PROBLEM TO WORK ON
An exact copy of the records is required, minus the pictures they hold.

SUPPLIED INFORMATION
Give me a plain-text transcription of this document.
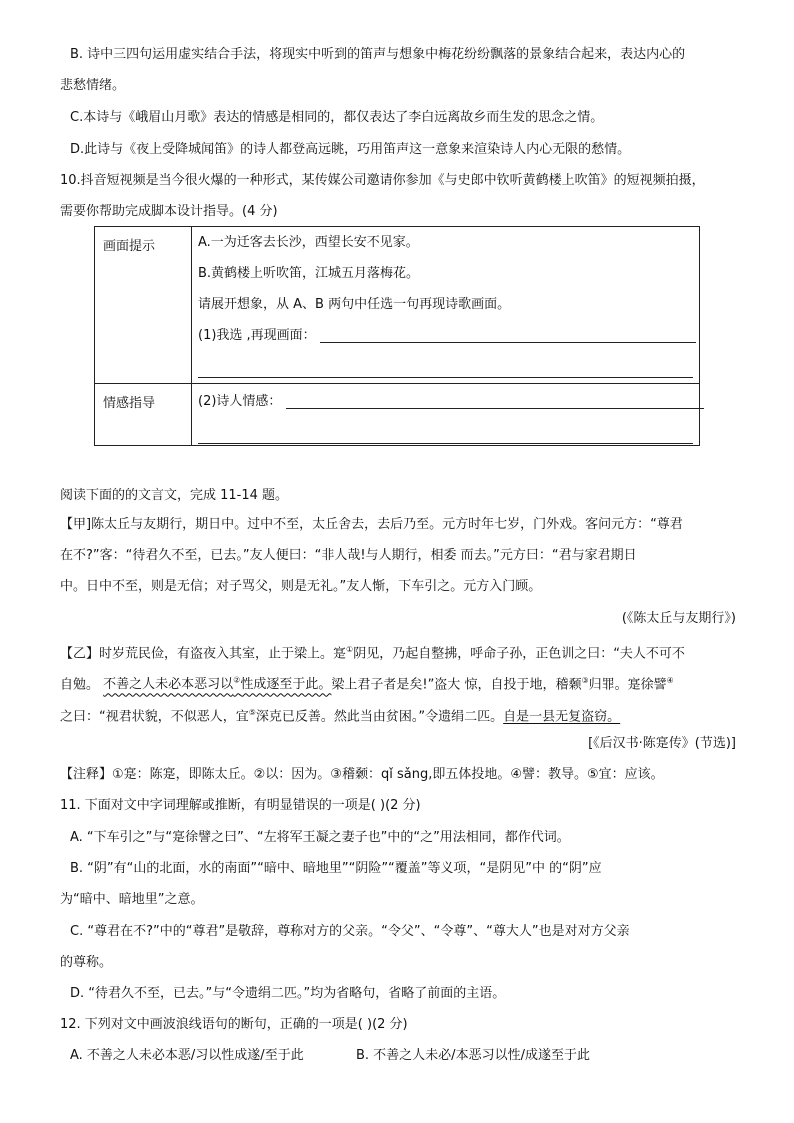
B. 诗中三四句运用虚实结合手法，将现实中听到的笛声与想象中梅花纷纷飘落的景象结合起来，表达内心的
悲愁情绪。
C.本诗与《峨眉山月歌》表达的情感是相同的，都仅表达了李白远离故乡而生发的思念之情。
D.此诗与《夜上受降城闻笛》的诗人都登高远眺，巧用笛声这一意象来渲染诗人内心无限的愁情。
10.抖音短视频是当今很火爆的一种形式，某传媒公司邀请你参加《与史郎中钦听黄鹤楼上吹笛》的短视频拍摄，
需要你帮助完成脚本设计指导。(4 分)
画面提示	A.一为迁客去长沙，西望长安不见家。
B.黄鹤楼上听吹笛，江城五月落梅花。
请展开想象，从 A、B 两句中任选一句再现诗歌画面。
(1)我选 ,再现画面：

情感指导	(2)诗人情感：
阅读下面的的文言文，完成 11-14 题。
【甲]陈太丘与友期行，期日中。过中不至，太丘舍去，去后乃至。元方时年七岁，门外戏。客问元方：“尊君
在不?”客：“待君久不至，已去。”友人便曰：“非人哉!与人期行，相委 而去。”元方曰：“君与家君期日
中。日中不至，则是无信；对子骂父，则是无礼。”友人惭，下车引之。元方入门顾。
(《陈太丘与友期行》)
【乙】时岁荒民俭，有盗夜入其室，止于梁上。寔①阴见，乃起自整拂，呼命子孙，正色训之曰：“夫人不可不
自勉。 不善之人未必本恶习以②性成逐至于此。梁上君子者是矣!”盗大 惊，自投于地，稽颡③归罪。寔徐譬④
之曰：“视君状貌，不似恶人，宜⑤深克已反善。然此当由贫困。”令遗绢二匹。自是一县无复盗窃。
[《后汉书·陈寔传》(节选)]
【注释】①寔：陈寔，即陈太丘。②以：因为。③稽颡：qǐ sǎng,即五体投地。④譬：教导。⑤宜：应该。
11. 下面对文中字词理解或推断，有明显错误的一项是( )(2 分)
A. “下车引之”与“寔徐譬之曰”、“左将军王凝之妻子也”中的“之”用法相同，都作代词。
B. “阴”有“山的北面，水的南面”“暗中、暗地里”“阴险”“覆盖”等义项，“是阴见”中 的“阴”应
为“暗中、暗地里”之意。
C. “尊君在不?”中的“尊君”是敬辞，尊称对方的父亲。“令父”、“令尊”、“尊大人”也是对对方父亲
的尊称。
D. “待君久不至，已去。”与“令遗绢二匹。”均为省略句，省略了前面的主语。
12. 下列对文中画波浪线语句的断句，正确的一项是( )(2 分)
A. 不善之人未必本恶/习以性成遂/至于此	B. 不善之人未必/本恶习以性/成遂至于此
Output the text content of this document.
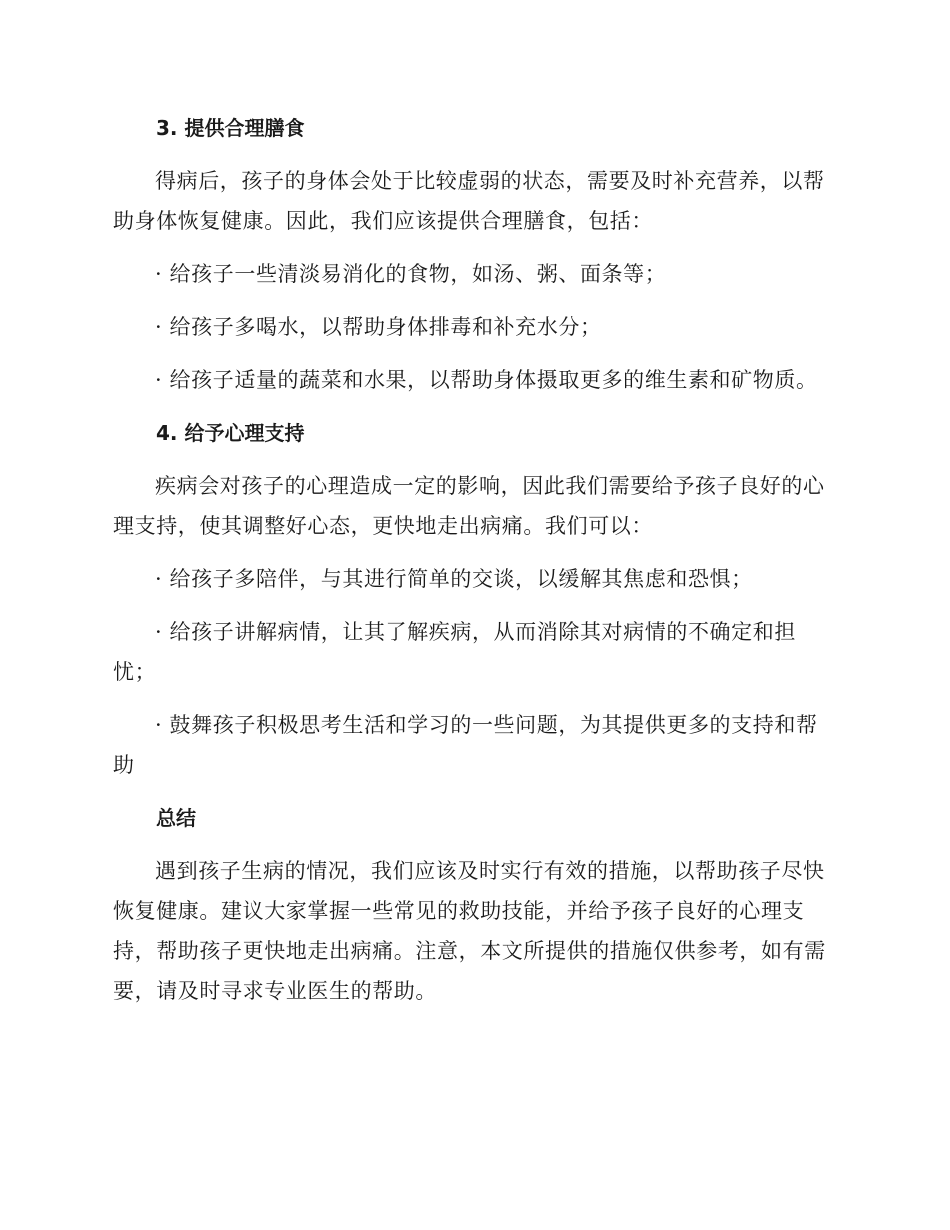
3. 提供合理膳食

得病后，孩子的身体会处于比较虚弱的状态，需要及时补充营养，以帮助身体恢复健康。因此，我们应该提供合理膳食，包括：

· 给孩子一些清淡易消化的食物，如汤、粥、面条等；

· 给孩子多喝水，以帮助身体排毒和补充水分；

· 给孩子适量的蔬菜和水果，以帮助身体摄取更多的维生素和矿物质。

4. 给予心理支持

疾病会对孩子的心理造成一定的影响，因此我们需要给予孩子良好的心理支持，使其调整好心态，更快地走出病痛。我们可以：

· 给孩子多陪伴，与其进行简单的交谈，以缓解其焦虑和恐惧；

· 给孩子讲解病情，让其了解疾病，从而消除其对病情的不确定和担忧；

· 鼓舞孩子积极思考生活和学习的一些问题，为其提供更多的支持和帮助

总结

遇到孩子生病的情况，我们应该及时实行有效的措施，以帮助孩子尽快恢复健康。建议大家掌握一些常见的救助技能，并给予孩子良好的心理支持，帮助孩子更快地走出病痛。注意，本文所提供的措施仅供参考，如有需要，请及时寻求专业医生的帮助。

TASK SOLUTION
Give me a plain-text transcription of this document.
B. 诗中三四句运用虚实结合手法，将现实中听到的笛声与想象中梅花纷纷飘落的景象结合起来，表达内心的
悲愁情绪。
C.本诗与《峨眉山月歌》表达的情感是相同的，都仅表达了李白远离故乡而生发的思念之情。
D.此诗与《夜上受降城闻笛》的诗人都登高远眺，巧用笛声这一意象来渲染诗人内心无限的愁情。
10.抖音短视频是当今很火爆的一种形式，某传媒公司邀请你参加《与史郎中钦听黄鹤楼上吹笛》的短视频拍摄，
需要你帮助完成脚本设计指导。(4 分)
画面提示	A.一为迁客去长沙，西望长安不见家。
B.黄鹤楼上听吹笛，江城五月落梅花。
请展开想象，从 A、B 两句中任选一句再现诗歌画面。
(1)我选 ,再现画面：

情感指导	(2)诗人情感：
阅读下面的的文言文，完成 11-14 题。
【甲]陈太丘与友期行，期日中。过中不至，太丘舍去，去后乃至。元方时年七岁，门外戏。客问元方：“尊君
在不?”客：“待君久不至，已去。”友人便曰：“非人哉!与人期行，相委 而去。”元方曰：“君与家君期日
中。日中不至，则是无信；对子骂父，则是无礼。”友人惭，下车引之。元方入门顾。
(《陈太丘与友期行》)
【乙】时岁荒民俭，有盗夜入其室，止于梁上。寔①阴见，乃起自整拂，呼命子孙，正色训之曰：“夫人不可不
自勉。 不善之人未必本恶习以②性成逐至于此。梁上君子者是矣!”盗大 惊，自投于地，稽颡③归罪。寔徐譬④
之曰：“视君状貌，不似恶人，宜⑤深克已反善。然此当由贫困。”令遗绢二匹。自是一县无复盗窃。
[《后汉书·陈寔传》(节选)]
【注释】①寔：陈寔，即陈太丘。②以：因为。③稽颡：qǐ sǎng,即五体投地。④譬：教导。⑤宜：应该。
11. 下面对文中字词理解或推断，有明显错误的一项是( )(2 分)
A. “下车引之”与“寔徐譬之曰”、“左将军王凝之妻子也”中的“之”用法相同，都作代词。
B. “阴”有“山的北面，水的南面”“暗中、暗地里”“阴险”“覆盖”等义项，“是阴见”中 的“阴”应
为“暗中、暗地里”之意。
C. “尊君在不?”中的“尊君”是敬辞，尊称对方的父亲。“令父”、“令尊”、“尊大人”也是对对方父亲
的尊称。
D. “待君久不至，已去。”与“令遗绢二匹。”均为省略句，省略了前面的主语。
12. 下列对文中画波浪线语句的断句，正确的一项是( )(2 分)
A. 不善之人未必本恶/习以性成遂/至于此	B. 不善之人未必/本恶习以性/成遂至于此
Output the text content of this document.
3. 提供合理膳食

得病后，孩子的身体会处于比较虚弱的状态，需要及时补充营养，以帮助身体恢复健康。因此，我们应该提供合理膳食，包括：

· 给孩子一些清淡易消化的食物，如汤、粥、面条等；

· 给孩子多喝水，以帮助身体排毒和补充水分；

· 给孩子适量的蔬菜和水果，以帮助身体摄取更多的维生素和矿物质。

4. 给予心理支持

疾病会对孩子的心理造成一定的影响，因此我们需要给予孩子良好的心理支持，使其调整好心态，更快地走出病痛。我们可以：

· 给孩子多陪伴，与其进行简单的交谈，以缓解其焦虑和恐惧；

· 给孩子讲解病情，让其了解疾病，从而消除其对病情的不确定和担忧；

· 鼓舞孩子积极思考生活和学习的一些问题，为其提供更多的支持和帮助

总结

遇到孩子生病的情况，我们应该及时实行有效的措施，以帮助孩子尽快恢复健康。建议大家掌握一些常见的救助技能，并给予孩子良好的心理支持，帮助孩子更快地走出病痛。注意，本文所提供的措施仅供参考，如有需要，请及时寻求专业医生的帮助。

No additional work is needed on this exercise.